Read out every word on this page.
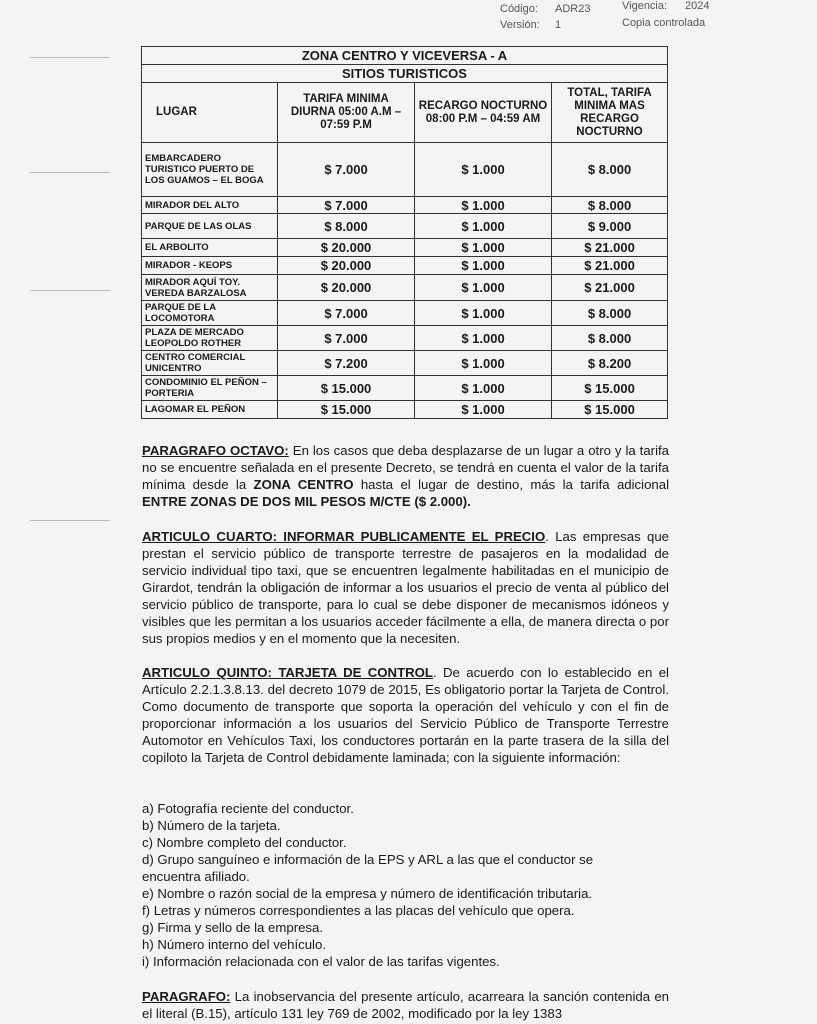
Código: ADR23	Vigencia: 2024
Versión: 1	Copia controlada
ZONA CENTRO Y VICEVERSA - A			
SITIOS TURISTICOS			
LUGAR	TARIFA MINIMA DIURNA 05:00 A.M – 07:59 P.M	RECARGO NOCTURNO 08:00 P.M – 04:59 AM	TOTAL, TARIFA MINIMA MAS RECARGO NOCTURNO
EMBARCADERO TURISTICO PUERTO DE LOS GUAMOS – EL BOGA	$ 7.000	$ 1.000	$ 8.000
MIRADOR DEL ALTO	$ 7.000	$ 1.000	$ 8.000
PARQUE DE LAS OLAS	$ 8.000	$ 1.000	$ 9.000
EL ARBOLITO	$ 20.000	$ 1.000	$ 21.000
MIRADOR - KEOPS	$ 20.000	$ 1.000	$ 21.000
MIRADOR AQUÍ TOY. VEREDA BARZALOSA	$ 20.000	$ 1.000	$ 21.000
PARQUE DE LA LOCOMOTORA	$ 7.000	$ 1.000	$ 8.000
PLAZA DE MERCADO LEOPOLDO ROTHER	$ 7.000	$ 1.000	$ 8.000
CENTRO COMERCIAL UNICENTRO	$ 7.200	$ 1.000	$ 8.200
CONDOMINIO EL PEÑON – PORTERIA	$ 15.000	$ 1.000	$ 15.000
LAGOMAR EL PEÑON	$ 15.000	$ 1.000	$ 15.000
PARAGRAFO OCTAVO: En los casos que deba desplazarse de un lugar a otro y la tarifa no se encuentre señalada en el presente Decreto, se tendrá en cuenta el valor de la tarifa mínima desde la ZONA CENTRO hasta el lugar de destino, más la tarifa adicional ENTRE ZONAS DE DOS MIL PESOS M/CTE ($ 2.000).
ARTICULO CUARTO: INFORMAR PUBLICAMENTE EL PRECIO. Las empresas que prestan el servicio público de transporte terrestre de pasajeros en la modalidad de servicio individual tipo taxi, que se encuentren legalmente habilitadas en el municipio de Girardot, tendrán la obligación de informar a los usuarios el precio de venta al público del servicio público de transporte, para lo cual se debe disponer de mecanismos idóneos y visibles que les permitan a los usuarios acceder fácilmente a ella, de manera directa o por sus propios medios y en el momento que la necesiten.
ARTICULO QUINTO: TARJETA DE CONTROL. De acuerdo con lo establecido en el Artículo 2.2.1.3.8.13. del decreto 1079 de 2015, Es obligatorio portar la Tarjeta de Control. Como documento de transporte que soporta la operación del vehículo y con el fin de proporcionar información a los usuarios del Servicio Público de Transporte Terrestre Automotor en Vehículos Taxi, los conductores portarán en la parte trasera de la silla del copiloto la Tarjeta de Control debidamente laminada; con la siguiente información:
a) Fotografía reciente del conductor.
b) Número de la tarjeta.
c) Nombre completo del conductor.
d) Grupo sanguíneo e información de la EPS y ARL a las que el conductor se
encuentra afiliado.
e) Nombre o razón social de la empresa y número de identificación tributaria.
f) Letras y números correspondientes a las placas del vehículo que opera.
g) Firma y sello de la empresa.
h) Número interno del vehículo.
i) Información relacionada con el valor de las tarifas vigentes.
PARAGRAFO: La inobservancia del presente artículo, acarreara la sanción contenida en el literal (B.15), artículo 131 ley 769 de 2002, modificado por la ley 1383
═══
* GOAL
Repeat the material verbatim. Do not carry over any picture.

* WRITTEN RESPONSE
Read out every word on this page.
Código: ADR23	Vigencia: 2024
Versión: 1	Copia controlada
ZONA CENTRO Y VICEVERSA - A			
SITIOS TURISTICOS			
LUGAR	TARIFA MINIMA DIURNA 05:00 A.M – 07:59 P.M	RECARGO NOCTURNO 08:00 P.M – 04:59 AM	TOTAL, TARIFA MINIMA MAS RECARGO NOCTURNO
EMBARCADERO TURISTICO PUERTO DE LOS GUAMOS – EL BOGA	$ 7.000	$ 1.000	$ 8.000
MIRADOR DEL ALTO	$ 7.000	$ 1.000	$ 8.000
PARQUE DE LAS OLAS	$ 8.000	$ 1.000	$ 9.000
EL ARBOLITO	$ 20.000	$ 1.000	$ 21.000
MIRADOR - KEOPS	$ 20.000	$ 1.000	$ 21.000
MIRADOR AQUÍ TOY. VEREDA BARZALOSA	$ 20.000	$ 1.000	$ 21.000
PARQUE DE LA LOCOMOTORA	$ 7.000	$ 1.000	$ 8.000
PLAZA DE MERCADO LEOPOLDO ROTHER	$ 7.000	$ 1.000	$ 8.000
CENTRO COMERCIAL UNICENTRO	$ 7.200	$ 1.000	$ 8.200
CONDOMINIO EL PEÑON – PORTERIA	$ 15.000	$ 1.000	$ 15.000
LAGOMAR EL PEÑON	$ 15.000	$ 1.000	$ 15.000
PARAGRAFO OCTAVO: En los casos que deba desplazarse de un lugar a otro y la tarifa no se encuentre señalada en el presente Decreto, se tendrá en cuenta el valor de la tarifa mínima desde la ZONA CENTRO hasta el lugar de destino, más la tarifa adicional ENTRE ZONAS DE DOS MIL PESOS M/CTE ($ 2.000).
ARTICULO CUARTO: INFORMAR PUBLICAMENTE EL PRECIO. Las empresas que prestan el servicio público de transporte terrestre de pasajeros en la modalidad de servicio individual tipo taxi, que se encuentren legalmente habilitadas en el municipio de Girardot, tendrán la obligación de informar a los usuarios el precio de venta al público del servicio público de transporte, para lo cual se debe disponer de mecanismos idóneos y visibles que les permitan a los usuarios acceder fácilmente a ella, de manera directa o por sus propios medios y en el momento que la necesiten.
ARTICULO QUINTO: TARJETA DE CONTROL. De acuerdo con lo establecido en el Artículo 2.2.1.3.8.13. del decreto 1079 de 2015, Es obligatorio portar la Tarjeta de Control. Como documento de transporte que soporta la operación del vehículo y con el fin de proporcionar información a los usuarios del Servicio Público de Transporte Terrestre Automotor en Vehículos Taxi, los conductores portarán en la parte trasera de la silla del copiloto la Tarjeta de Control debidamente laminada; con la siguiente información:
a) Fotografía reciente del conductor.
b) Número de la tarjeta.
c) Nombre completo del conductor.
d) Grupo sanguíneo e información de la EPS y ARL a las que el conductor se
encuentra afiliado.
e) Nombre o razón social de la empresa y número de identificación tributaria.
f) Letras y números correspondientes a las placas del vehículo que opera.
g) Firma y sello de la empresa.
h) Número interno del vehículo.
i) Información relacionada con el valor de las tarifas vigentes.
PARAGRAFO: La inobservancia del presente artículo, acarreara la sanción contenida en el literal (B.15), artículo 131 ley 769 de 2002, modificado por la ley 1383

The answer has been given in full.